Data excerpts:

(begin)

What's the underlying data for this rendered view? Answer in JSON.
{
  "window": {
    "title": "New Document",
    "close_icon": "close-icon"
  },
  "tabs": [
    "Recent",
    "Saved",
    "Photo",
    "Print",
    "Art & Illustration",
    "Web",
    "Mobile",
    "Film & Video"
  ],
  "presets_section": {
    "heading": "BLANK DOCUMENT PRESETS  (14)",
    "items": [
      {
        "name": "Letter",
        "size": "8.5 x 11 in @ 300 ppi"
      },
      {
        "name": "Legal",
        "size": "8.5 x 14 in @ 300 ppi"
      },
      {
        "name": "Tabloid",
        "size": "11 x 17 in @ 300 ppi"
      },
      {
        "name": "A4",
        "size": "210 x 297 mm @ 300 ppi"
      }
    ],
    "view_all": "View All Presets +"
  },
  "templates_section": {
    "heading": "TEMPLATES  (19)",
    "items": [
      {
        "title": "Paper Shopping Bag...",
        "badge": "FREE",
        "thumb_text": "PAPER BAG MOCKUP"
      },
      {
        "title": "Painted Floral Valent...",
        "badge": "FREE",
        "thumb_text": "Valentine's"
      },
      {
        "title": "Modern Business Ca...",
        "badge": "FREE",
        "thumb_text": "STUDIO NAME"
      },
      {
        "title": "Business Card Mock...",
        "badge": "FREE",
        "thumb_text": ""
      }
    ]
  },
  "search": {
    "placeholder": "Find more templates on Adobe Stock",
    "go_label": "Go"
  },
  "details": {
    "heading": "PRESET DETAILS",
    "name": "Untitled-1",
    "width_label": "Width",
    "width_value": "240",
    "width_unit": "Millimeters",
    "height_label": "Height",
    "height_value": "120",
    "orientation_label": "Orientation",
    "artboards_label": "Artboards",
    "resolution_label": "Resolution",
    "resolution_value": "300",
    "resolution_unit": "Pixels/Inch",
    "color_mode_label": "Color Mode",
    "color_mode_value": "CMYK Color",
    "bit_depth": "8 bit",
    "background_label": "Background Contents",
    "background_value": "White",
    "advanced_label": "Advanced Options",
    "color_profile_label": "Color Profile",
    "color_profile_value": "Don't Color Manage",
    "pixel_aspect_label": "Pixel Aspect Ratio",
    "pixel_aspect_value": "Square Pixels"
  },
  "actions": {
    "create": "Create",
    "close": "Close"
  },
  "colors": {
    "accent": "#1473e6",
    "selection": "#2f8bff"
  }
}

(end)

* Aim
Reproduce each record shown above without altering a single word.

* Output for this task
What's the underlying data for this rendered view? Answer in JSON.
{
  "window": {
    "title": "New Document",
    "close_icon": "close-icon"
  },
  "tabs": [
    "Recent",
    "Saved",
    "Photo",
    "Print",
    "Art & Illustration",
    "Web",
    "Mobile",
    "Film & Video"
  ],
  "presets_section": {
    "heading": "BLANK DOCUMENT PRESETS  (14)",
    "items": [
      {
        "name": "Letter",
        "size": "8.5 x 11 in @ 300 ppi"
      },
      {
        "name": "Legal",
        "size": "8.5 x 14 in @ 300 ppi"
      },
      {
        "name": "Tabloid",
        "size": "11 x 17 in @ 300 ppi"
      },
      {
        "name": "A4",
        "size": "210 x 297 mm @ 300 ppi"
      }
    ],
    "view_all": "View All Presets +"
  },
  "templates_section": {
    "heading": "TEMPLATES  (19)",
    "items": [
      {
        "title": "Paper Shopping Bag...",
        "badge": "FREE",
        "thumb_text": "PAPER BAG MOCKUP"
      },
      {
        "title": "Painted Floral Valent...",
        "badge": "FREE",
        "thumb_text": "Valentine's"
      },
      {
        "title": "Modern Business Ca...",
        "badge": "FREE",
        "thumb_text": "STUDIO NAME"
      },
      {
        "title": "Business Card Mock...",
        "badge": "FREE",
        "thumb_text": ""
      }
    ]
  },
  "search": {
    "placeholder": "Find more templates on Adobe Stock",
    "go_label": "Go"
  },
  "details": {
    "heading": "PRESET DETAILS",
    "name": "Untitled-1",
    "width_label": "Width",
    "width_value": "240",
    "width_unit": "Millimeters",
    "height_label": "Height",
    "height_value": "120",
    "orientation_label": "Orientation",
    "artboards_label": "Artboards",
    "resolution_label": "Resolution",
    "resolution_value": "300",
    "resolution_unit": "Pixels/Inch",
    "color_mode_label": "Color Mode",
    "color_mode_value": "CMYK Color",
    "bit_depth": "8 bit",
    "background_label": "Background Contents",
    "background_value": "White",
    "advanced_label": "Advanced Options",
    "color_profile_label": "Color Profile",
    "color_profile_value": "Don't Color Manage",
    "pixel_aspect_label": "Pixel Aspect Ratio",
    "pixel_aspect_value": "Square Pixels"
  },
  "actions": {
    "create": "Create",
    "close": "Close"
  },
  "colors": {
    "accent": "#1473e6",
    "selection": "#2f8bff"
  }
}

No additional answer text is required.